Stored data:
______
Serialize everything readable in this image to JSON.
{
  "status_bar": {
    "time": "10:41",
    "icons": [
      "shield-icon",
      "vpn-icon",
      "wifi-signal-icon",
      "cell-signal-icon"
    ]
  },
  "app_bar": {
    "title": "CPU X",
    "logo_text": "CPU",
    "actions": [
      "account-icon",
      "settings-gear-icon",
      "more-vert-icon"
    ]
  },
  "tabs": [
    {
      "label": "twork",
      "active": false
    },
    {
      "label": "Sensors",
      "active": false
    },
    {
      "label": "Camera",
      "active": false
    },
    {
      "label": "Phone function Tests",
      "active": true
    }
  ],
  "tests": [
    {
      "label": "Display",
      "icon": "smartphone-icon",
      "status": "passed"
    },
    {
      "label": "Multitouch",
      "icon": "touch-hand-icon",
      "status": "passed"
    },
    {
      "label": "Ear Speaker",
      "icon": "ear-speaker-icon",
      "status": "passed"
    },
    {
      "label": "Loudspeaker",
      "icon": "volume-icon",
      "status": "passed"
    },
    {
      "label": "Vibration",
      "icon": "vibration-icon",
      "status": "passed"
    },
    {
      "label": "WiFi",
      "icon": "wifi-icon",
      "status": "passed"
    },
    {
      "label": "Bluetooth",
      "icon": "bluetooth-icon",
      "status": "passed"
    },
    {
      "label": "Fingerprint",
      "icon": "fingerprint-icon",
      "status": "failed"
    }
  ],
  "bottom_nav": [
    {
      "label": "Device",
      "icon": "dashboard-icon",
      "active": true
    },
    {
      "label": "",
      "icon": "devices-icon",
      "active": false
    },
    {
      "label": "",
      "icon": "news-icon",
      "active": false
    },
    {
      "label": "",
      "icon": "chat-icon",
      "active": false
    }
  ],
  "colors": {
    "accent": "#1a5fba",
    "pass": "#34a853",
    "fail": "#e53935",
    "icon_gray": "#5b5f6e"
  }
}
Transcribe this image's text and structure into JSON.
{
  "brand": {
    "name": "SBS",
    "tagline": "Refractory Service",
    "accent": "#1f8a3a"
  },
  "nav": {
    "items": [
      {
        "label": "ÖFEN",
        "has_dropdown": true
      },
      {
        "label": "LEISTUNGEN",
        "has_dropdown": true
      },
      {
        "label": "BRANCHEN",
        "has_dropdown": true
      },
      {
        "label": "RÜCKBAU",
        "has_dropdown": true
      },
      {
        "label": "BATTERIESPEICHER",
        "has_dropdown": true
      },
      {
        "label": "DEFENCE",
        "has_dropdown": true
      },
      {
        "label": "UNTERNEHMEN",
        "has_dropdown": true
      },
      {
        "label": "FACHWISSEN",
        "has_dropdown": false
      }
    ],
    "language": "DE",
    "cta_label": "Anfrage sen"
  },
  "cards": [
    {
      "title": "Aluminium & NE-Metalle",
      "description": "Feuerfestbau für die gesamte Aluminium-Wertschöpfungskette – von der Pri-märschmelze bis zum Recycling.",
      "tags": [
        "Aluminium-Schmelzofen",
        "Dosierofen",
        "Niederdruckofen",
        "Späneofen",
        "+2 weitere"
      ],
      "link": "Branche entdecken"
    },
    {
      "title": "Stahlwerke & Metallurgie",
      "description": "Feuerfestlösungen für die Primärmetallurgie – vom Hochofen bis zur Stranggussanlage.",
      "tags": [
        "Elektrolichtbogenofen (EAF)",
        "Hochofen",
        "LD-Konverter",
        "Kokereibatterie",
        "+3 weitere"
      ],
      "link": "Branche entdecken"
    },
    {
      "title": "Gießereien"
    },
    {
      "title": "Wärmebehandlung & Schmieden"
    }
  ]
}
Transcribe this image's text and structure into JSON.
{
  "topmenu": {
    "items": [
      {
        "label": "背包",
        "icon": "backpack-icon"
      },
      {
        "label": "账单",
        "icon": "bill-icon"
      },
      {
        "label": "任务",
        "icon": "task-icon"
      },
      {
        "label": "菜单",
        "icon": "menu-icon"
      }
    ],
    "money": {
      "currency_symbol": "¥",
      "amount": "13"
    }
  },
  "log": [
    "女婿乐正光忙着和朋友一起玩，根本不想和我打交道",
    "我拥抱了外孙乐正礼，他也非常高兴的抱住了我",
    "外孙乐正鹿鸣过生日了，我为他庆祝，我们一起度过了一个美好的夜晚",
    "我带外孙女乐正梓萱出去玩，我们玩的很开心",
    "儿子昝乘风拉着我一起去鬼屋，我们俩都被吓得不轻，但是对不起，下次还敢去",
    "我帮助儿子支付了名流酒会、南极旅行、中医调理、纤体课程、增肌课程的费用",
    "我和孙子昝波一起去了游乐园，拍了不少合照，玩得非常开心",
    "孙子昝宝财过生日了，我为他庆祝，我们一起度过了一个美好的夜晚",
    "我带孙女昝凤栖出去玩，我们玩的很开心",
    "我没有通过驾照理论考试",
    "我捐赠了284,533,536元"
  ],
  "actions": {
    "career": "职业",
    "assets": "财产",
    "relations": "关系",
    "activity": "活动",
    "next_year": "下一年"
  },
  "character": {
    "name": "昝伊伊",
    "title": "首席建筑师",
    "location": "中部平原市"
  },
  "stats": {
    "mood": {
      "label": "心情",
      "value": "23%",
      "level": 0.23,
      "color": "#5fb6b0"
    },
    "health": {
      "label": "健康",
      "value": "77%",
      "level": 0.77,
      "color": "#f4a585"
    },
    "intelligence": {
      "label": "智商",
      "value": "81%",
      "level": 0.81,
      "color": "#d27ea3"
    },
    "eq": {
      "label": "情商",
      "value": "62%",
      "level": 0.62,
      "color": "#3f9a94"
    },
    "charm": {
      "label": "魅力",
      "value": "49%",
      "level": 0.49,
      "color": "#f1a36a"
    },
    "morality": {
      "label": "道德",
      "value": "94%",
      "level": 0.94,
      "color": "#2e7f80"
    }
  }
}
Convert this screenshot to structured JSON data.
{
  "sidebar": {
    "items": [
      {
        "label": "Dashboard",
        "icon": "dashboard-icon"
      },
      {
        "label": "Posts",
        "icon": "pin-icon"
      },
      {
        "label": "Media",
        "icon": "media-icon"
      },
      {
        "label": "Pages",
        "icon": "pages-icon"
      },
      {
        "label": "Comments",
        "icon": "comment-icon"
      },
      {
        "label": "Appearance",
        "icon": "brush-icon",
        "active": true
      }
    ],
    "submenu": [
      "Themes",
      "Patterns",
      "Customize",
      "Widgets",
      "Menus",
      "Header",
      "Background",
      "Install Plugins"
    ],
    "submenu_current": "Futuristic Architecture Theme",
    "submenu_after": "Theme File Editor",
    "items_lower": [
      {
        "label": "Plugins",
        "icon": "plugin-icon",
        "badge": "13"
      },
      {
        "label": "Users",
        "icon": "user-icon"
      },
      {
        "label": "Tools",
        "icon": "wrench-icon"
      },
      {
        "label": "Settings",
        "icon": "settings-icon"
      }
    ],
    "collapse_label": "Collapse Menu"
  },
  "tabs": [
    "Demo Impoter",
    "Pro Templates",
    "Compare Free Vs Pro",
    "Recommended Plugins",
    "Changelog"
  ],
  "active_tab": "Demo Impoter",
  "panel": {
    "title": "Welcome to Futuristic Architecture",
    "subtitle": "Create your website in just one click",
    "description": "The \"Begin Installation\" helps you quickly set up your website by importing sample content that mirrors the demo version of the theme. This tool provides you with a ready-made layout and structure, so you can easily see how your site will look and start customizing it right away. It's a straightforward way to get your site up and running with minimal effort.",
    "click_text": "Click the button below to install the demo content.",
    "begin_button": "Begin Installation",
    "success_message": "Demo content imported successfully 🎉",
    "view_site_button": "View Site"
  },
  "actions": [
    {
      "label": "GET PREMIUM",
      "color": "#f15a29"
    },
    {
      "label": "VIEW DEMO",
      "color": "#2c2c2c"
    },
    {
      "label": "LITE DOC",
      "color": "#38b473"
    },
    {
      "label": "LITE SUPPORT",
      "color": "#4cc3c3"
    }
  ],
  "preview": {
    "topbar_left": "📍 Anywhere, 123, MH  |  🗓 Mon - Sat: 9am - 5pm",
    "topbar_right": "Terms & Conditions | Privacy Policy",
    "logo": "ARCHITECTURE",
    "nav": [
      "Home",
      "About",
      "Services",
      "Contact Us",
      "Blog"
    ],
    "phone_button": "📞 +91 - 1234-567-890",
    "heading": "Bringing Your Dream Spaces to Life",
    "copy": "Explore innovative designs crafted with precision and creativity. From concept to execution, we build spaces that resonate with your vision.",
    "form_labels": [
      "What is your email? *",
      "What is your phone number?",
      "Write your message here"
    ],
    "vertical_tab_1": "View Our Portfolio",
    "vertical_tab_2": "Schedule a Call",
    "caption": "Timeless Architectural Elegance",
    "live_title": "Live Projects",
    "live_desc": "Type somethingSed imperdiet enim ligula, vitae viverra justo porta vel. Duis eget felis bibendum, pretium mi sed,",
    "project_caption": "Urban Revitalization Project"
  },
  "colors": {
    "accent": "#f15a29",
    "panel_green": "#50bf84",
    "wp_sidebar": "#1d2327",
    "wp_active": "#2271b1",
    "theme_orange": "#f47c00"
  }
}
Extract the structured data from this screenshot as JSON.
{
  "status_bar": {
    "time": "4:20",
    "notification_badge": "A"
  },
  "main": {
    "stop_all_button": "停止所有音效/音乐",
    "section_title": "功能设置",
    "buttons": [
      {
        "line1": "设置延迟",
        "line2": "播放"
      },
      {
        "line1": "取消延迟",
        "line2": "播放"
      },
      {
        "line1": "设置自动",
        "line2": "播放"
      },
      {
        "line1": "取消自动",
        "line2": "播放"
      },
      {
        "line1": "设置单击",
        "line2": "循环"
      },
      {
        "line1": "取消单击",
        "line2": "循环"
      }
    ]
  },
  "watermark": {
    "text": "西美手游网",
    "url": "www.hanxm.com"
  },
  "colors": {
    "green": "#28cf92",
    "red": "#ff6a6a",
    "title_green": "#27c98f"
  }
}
______
◆ The task
Pick out every line above that holds the word "content" and copy it.

◆ Task response
    "description": "The \"Begin Installation\" helps you quickly set up your website by importing sample content that mirrors the demo version of the theme. This tool provides you with a ready-made layout and structure, so you can easily see how your site will look and start customizing it right away. It's a straightforward way to get your site up and running with minimal effort.",
    "click_text": "Click the button below to install the demo content.",
    "success_message": "Demo content imported successfully 🎉",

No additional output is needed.